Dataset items
** Start **
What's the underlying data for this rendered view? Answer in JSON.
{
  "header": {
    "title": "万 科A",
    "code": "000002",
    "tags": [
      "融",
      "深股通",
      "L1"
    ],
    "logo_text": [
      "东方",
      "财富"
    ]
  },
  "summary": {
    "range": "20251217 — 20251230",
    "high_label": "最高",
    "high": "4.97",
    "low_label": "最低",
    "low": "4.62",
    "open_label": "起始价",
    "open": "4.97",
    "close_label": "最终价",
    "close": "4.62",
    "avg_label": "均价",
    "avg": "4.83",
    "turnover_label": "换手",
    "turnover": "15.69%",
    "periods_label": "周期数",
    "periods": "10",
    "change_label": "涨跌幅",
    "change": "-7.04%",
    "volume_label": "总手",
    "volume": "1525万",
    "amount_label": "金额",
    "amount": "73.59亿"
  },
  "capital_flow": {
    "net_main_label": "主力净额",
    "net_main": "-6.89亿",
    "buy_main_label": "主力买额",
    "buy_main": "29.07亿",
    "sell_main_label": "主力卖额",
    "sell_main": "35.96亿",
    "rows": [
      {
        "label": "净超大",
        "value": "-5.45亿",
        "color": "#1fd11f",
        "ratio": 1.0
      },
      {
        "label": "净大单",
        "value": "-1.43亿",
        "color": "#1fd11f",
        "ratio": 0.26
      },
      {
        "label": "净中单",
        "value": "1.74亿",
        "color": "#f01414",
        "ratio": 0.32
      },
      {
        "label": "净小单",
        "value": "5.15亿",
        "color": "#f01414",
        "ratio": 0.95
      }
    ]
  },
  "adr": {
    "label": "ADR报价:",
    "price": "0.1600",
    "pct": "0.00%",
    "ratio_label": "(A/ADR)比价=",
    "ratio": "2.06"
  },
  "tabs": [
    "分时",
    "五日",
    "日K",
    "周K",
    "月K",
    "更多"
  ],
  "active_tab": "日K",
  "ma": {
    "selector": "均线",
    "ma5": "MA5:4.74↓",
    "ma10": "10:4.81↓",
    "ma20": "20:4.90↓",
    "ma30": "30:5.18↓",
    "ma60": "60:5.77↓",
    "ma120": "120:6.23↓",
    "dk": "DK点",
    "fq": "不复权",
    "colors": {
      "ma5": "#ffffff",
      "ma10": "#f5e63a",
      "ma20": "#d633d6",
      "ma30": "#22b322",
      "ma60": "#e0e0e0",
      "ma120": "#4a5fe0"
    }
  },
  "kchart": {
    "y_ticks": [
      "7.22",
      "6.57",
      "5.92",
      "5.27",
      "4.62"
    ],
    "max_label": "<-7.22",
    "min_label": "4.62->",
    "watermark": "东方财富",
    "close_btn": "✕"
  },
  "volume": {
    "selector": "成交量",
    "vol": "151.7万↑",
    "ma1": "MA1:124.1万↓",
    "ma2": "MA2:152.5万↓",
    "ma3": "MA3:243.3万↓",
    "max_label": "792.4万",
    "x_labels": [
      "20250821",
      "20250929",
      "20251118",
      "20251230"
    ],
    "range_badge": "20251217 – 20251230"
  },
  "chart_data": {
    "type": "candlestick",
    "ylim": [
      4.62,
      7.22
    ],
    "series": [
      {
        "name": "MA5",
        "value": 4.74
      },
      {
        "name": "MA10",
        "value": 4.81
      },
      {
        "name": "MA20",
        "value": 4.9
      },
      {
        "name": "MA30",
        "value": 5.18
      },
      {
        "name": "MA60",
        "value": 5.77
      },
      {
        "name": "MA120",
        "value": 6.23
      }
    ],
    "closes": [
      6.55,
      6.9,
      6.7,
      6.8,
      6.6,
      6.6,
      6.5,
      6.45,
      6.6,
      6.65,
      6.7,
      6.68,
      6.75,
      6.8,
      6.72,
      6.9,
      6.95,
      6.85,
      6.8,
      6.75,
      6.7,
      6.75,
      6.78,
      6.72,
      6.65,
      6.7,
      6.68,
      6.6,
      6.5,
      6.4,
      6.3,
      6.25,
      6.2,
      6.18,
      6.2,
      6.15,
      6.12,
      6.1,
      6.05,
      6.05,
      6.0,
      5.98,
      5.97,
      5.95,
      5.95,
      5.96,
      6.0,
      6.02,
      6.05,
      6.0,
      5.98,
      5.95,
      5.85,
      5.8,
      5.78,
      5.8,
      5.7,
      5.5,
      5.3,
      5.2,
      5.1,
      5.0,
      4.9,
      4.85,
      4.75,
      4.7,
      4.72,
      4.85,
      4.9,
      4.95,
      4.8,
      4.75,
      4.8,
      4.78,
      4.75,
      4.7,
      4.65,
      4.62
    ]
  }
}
** End **
— Problem requirements —
Return the material in full, exactly as shown.

— Task result —
What's the underlying data for this rendered view? Answer in JSON.
{
  "header": {
    "title": "万 科A",
    "code": "000002",
    "tags": [
      "融",
      "深股通",
      "L1"
    ],
    "logo_text": [
      "东方",
      "财富"
    ]
  },
  "summary": {
    "range": "20251217 — 20251230",
    "high_label": "最高",
    "high": "4.97",
    "low_label": "最低",
    "low": "4.62",
    "open_label": "起始价",
    "open": "4.97",
    "close_label": "最终价",
    "close": "4.62",
    "avg_label": "均价",
    "avg": "4.83",
    "turnover_label": "换手",
    "turnover": "15.69%",
    "periods_label": "周期数",
    "periods": "10",
    "change_label": "涨跌幅",
    "change": "-7.04%",
    "volume_label": "总手",
    "volume": "1525万",
    "amount_label": "金额",
    "amount": "73.59亿"
  },
  "capital_flow": {
    "net_main_label": "主力净额",
    "net_main": "-6.89亿",
    "buy_main_label": "主力买额",
    "buy_main": "29.07亿",
    "sell_main_label": "主力卖额",
    "sell_main": "35.96亿",
    "rows": [
      {
        "label": "净超大",
        "value": "-5.45亿",
        "color": "#1fd11f",
        "ratio": 1.0
      },
      {
        "label": "净大单",
        "value": "-1.43亿",
        "color": "#1fd11f",
        "ratio": 0.26
      },
      {
        "label": "净中单",
        "value": "1.74亿",
        "color": "#f01414",
        "ratio": 0.32
      },
      {
        "label": "净小单",
        "value": "5.15亿",
        "color": "#f01414",
        "ratio": 0.95
      }
    ]
  },
  "adr": {
    "label": "ADR报价:",
    "price": "0.1600",
    "pct": "0.00%",
    "ratio_label": "(A/ADR)比价=",
    "ratio": "2.06"
  },
  "tabs": [
    "分时",
    "五日",
    "日K",
    "周K",
    "月K",
    "更多"
  ],
  "active_tab": "日K",
  "ma": {
    "selector": "均线",
    "ma5": "MA5:4.74↓",
    "ma10": "10:4.81↓",
    "ma20": "20:4.90↓",
    "ma30": "30:5.18↓",
    "ma60": "60:5.77↓",
    "ma120": "120:6.23↓",
    "dk": "DK点",
    "fq": "不复权",
    "colors": {
      "ma5": "#ffffff",
      "ma10": "#f5e63a",
      "ma20": "#d633d6",
      "ma30": "#22b322",
      "ma60": "#e0e0e0",
      "ma120": "#4a5fe0"
    }
  },
  "kchart": {
    "y_ticks": [
      "7.22",
      "6.57",
      "5.92",
      "5.27",
      "4.62"
    ],
    "max_label": "<-7.22",
    "min_label": "4.62->",
    "watermark": "东方财富",
    "close_btn": "✕"
  },
  "volume": {
    "selector": "成交量",
    "vol": "151.7万↑",
    "ma1": "MA1:124.1万↓",
    "ma2": "MA2:152.5万↓",
    "ma3": "MA3:243.3万↓",
    "max_label": "792.4万",
    "x_labels": [
      "20250821",
      "20250929",
      "20251118",
      "20251230"
    ],
    "range_badge": "20251217 – 20251230"
  },
  "chart_data": {
    "type": "candlestick",
    "ylim": [
      4.62,
      7.22
    ],
    "series": [
      {
        "name": "MA5",
        "value": 4.74
      },
      {
        "name": "MA10",
        "value": 4.81
      },
      {
        "name": "MA20",
        "value": 4.9
      },
      {
        "name": "MA30",
        "value": 5.18
      },
      {
        "name": "MA60",
        "value": 5.77
      },
      {
        "name": "MA120",
        "value": 6.23
      }
    ],
    "closes": [
      6.55,
      6.9,
      6.7,
      6.8,
      6.6,
      6.6,
      6.5,
      6.45,
      6.6,
      6.65,
      6.7,
      6.68,
      6.75,
      6.8,
      6.72,
      6.9,
      6.95,
      6.85,
      6.8,
      6.75,
      6.7,
      6.75,
      6.78,
      6.72,
      6.65,
      6.7,
      6.68,
      6.6,
      6.5,
      6.4,
      6.3,
      6.25,
      6.2,
      6.18,
      6.2,
      6.15,
      6.12,
      6.1,
      6.05,
      6.05,
      6.0,
      5.98,
      5.97,
      5.95,
      5.95,
      5.96,
      6.0,
      6.02,
      6.05,
      6.0,
      5.98,
      5.95,
      5.85,
      5.8,
      5.78,
      5.8,
      5.7,
      5.5,
      5.3,
      5.2,
      5.1,
      5.0,
      4.9,
      4.85,
      4.75,
      4.7,
      4.72,
      4.85,
      4.9,
      4.95,
      4.8,
      4.75,
      4.8,
      4.78,
      4.75,
      4.7,
      4.65,
      4.62
    ]
  }
}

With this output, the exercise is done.